The records:
[Begin]

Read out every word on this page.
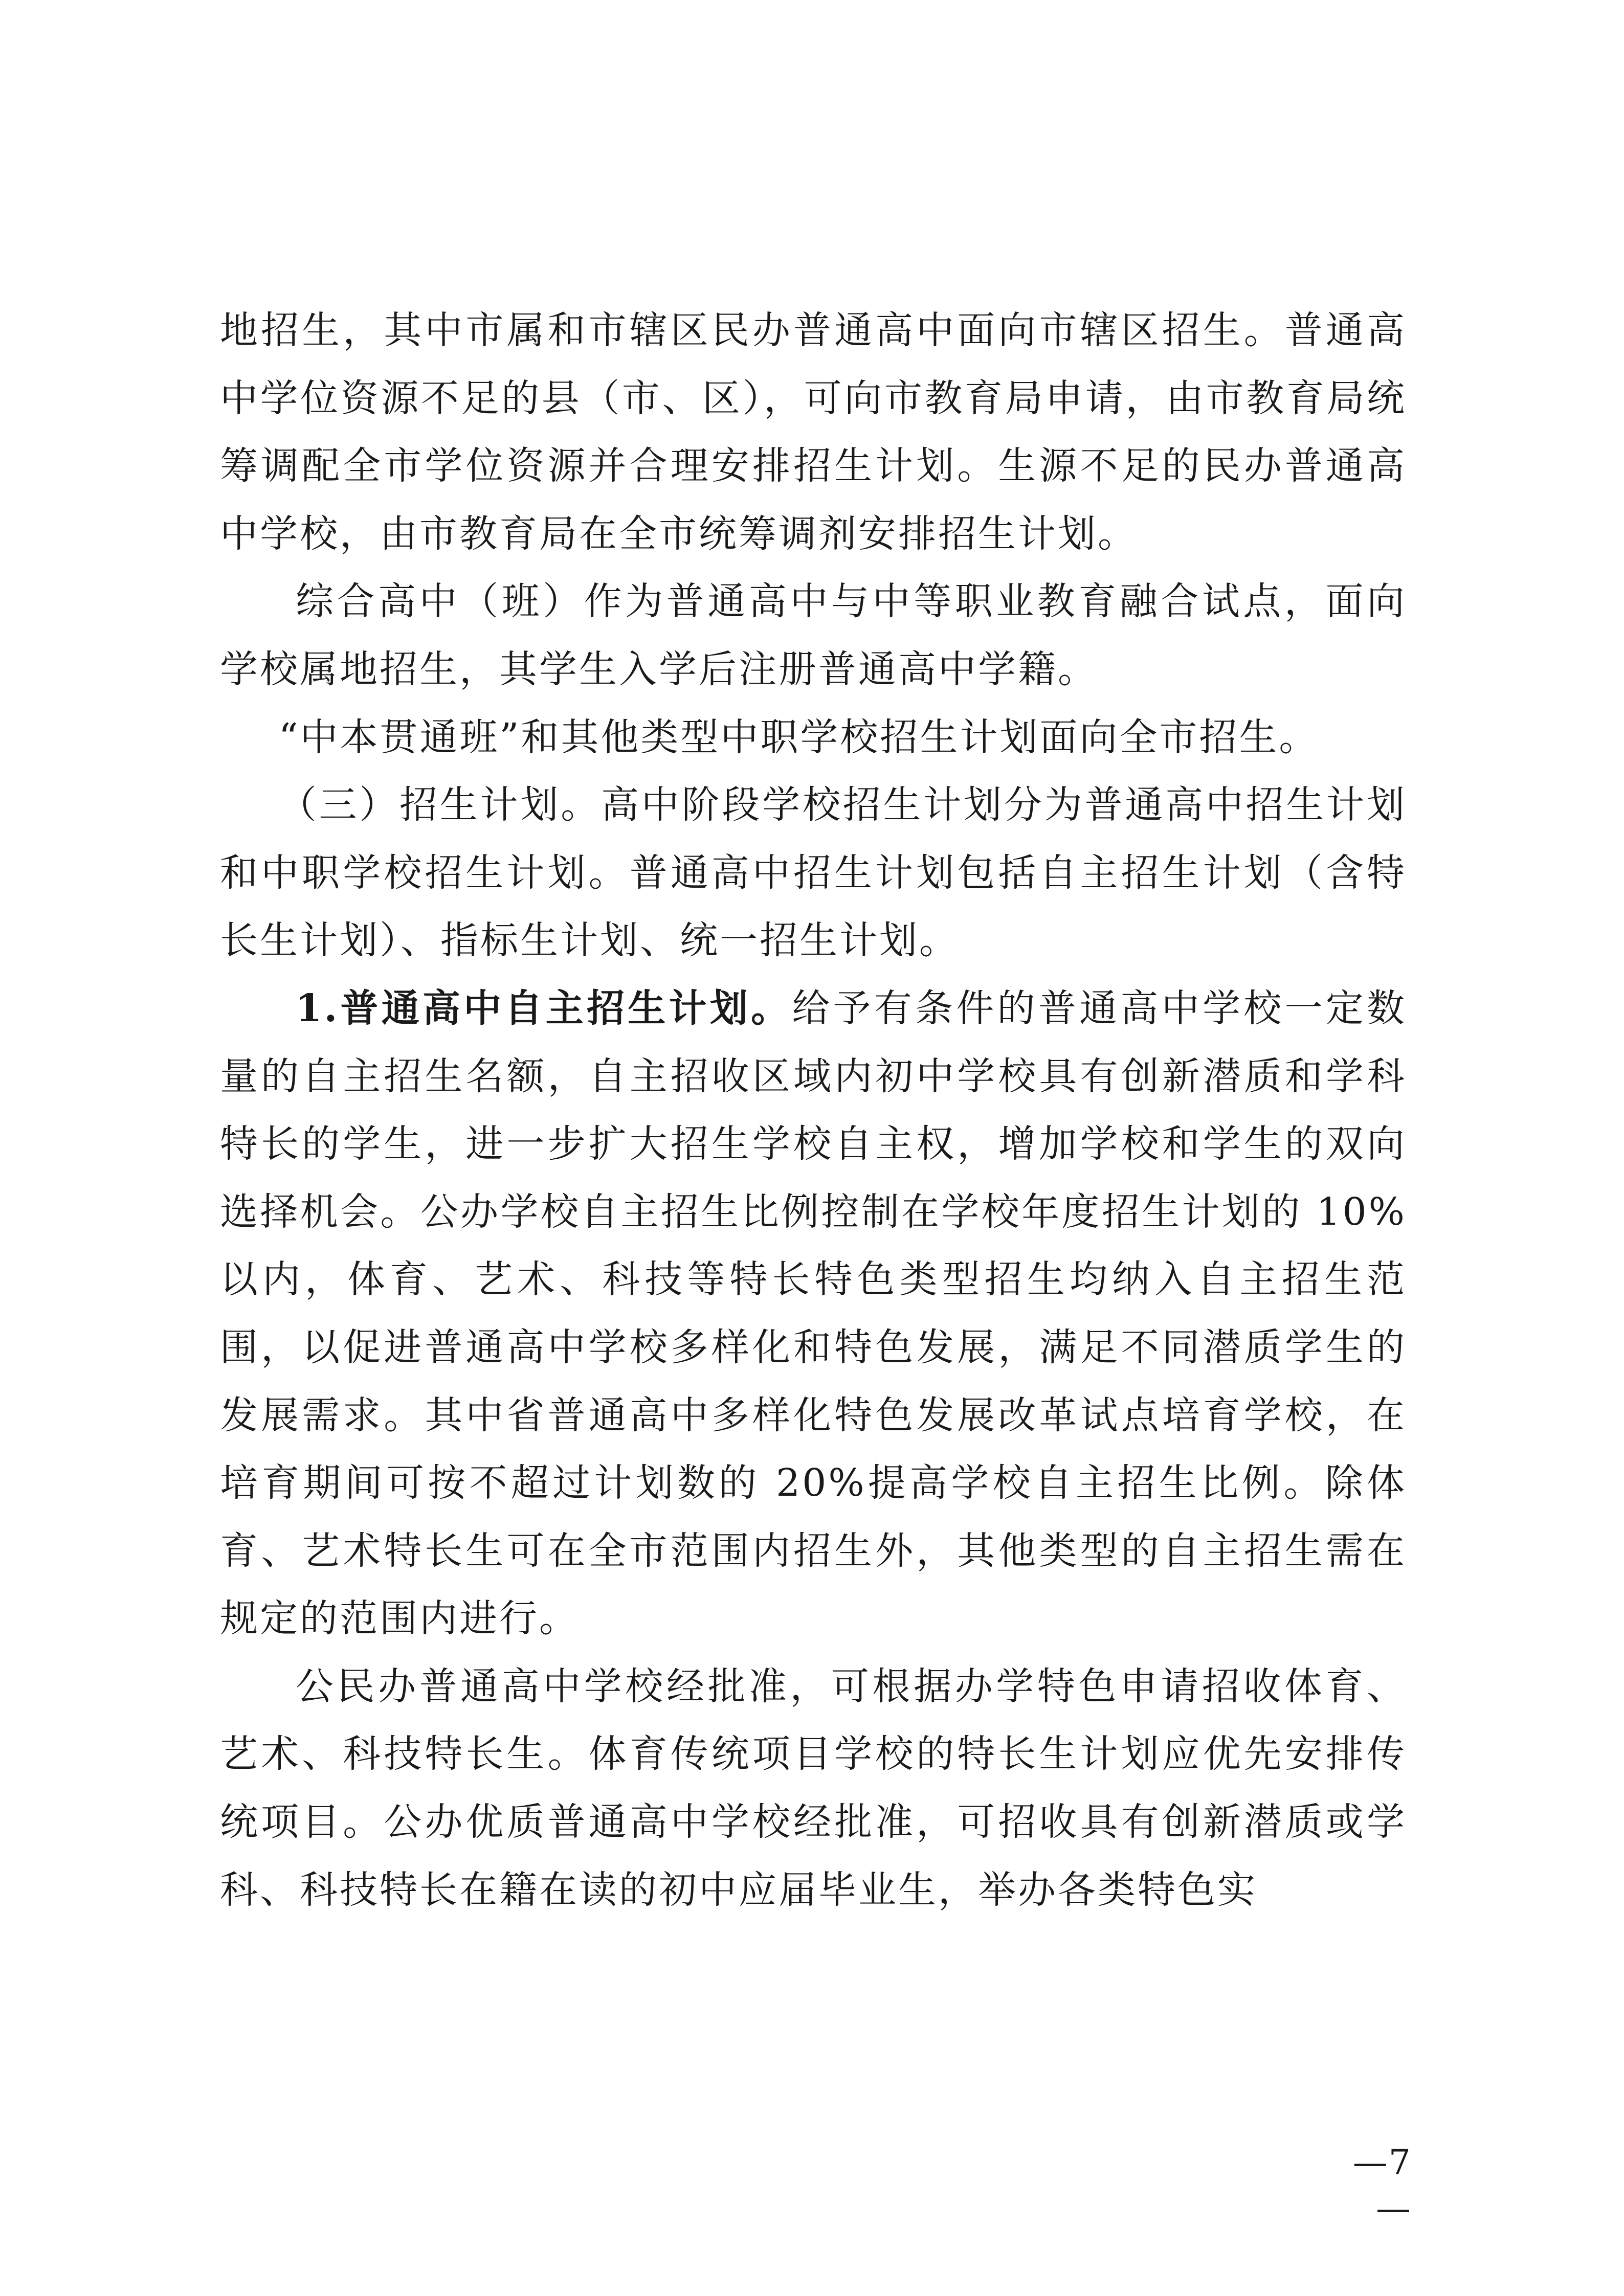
地招生，其中市属和市辖区民办普通高中面向市辖区招生。普通高中学位资源不足的县（市、区），可向市教育局申请，由市教育局统筹调配全市学位资源并合理安排招生计划。生源不足的民办普通高中学校，由市教育局在全市统筹调剂安排招生计划。

综合高中（班）作为普通高中与中等职业教育融合试点，面向学校属地招生，其学生入学后注册普通高中学籍。

“中本贯通班”和其他类型中职学校招生计划面向全市招生。

（三）招生计划。高中阶段学校招生计划分为普通高中招生计划和中职学校招生计划。普通高中招生计划包括自主招生计划（含特长生计划）、指标生计划、统一招生计划。

1.普通高中自主招生计划。给予有条件的普通高中学校一定数量的自主招生名额，自主招收区域内初中学校具有创新潜质和学科特长的学生，进一步扩大招生学校自主权，增加学校和学生的双向选择机会。公办学校自主招生比例控制在学校年度招生计划的 10%以内，体育、艺术、科技等特长特色类型招生均纳入自主招生范围，以促进普通高中学校多样化和特色发展，满足不同潜质学生的发展需求。其中省普通高中多样化特色发展改革试点培育学校，在培育期间可按不超过计划数的 20%提高学校自主招生比例。除体育、艺术特长生可在全市范围内招生外，其他类型的自主招生需在规定的范围内进行。

公民办普通高中学校经批准，可根据办学特色申请招收体育、艺术、科技特长生。体育传统项目学校的特长生计划应优先安排传统项目。公办优质普通高中学校经批准，可招收具有创新潜质或学科、科技特长在籍在读的初中应届毕业生，举办各类特色实

—7—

[End]

Exercise goal: Transcribe every line from the records above without alteration, and leave out the images.

Written answer:
Read out every word on this page.
地招生，其中市属和市辖区民办普通高中面向市辖区招生。普通高中学位资源不足的县（市、区），可向市教育局申请，由市教育局统筹调配全市学位资源并合理安排招生计划。生源不足的民办普通高中学校，由市教育局在全市统筹调剂安排招生计划。

综合高中（班）作为普通高中与中等职业教育融合试点，面向学校属地招生，其学生入学后注册普通高中学籍。

“中本贯通班”和其他类型中职学校招生计划面向全市招生。

（三）招生计划。高中阶段学校招生计划分为普通高中招生计划和中职学校招生计划。普通高中招生计划包括自主招生计划（含特长生计划）、指标生计划、统一招生计划。

1.普通高中自主招生计划。给予有条件的普通高中学校一定数量的自主招生名额，自主招收区域内初中学校具有创新潜质和学科特长的学生，进一步扩大招生学校自主权，增加学校和学生的双向选择机会。公办学校自主招生比例控制在学校年度招生计划的 10%以内，体育、艺术、科技等特长特色类型招生均纳入自主招生范围，以促进普通高中学校多样化和特色发展，满足不同潜质学生的发展需求。其中省普通高中多样化特色发展改革试点培育学校，在培育期间可按不超过计划数的 20%提高学校自主招生比例。除体育、艺术特长生可在全市范围内招生外，其他类型的自主招生需在规定的范围内进行。

公民办普通高中学校经批准，可根据办学特色申请招收体育、艺术、科技特长生。体育传统项目学校的特长生计划应优先安排传统项目。公办优质普通高中学校经批准，可招收具有创新潜质或学科、科技特长在籍在读的初中应届毕业生，举办各类特色实

—7—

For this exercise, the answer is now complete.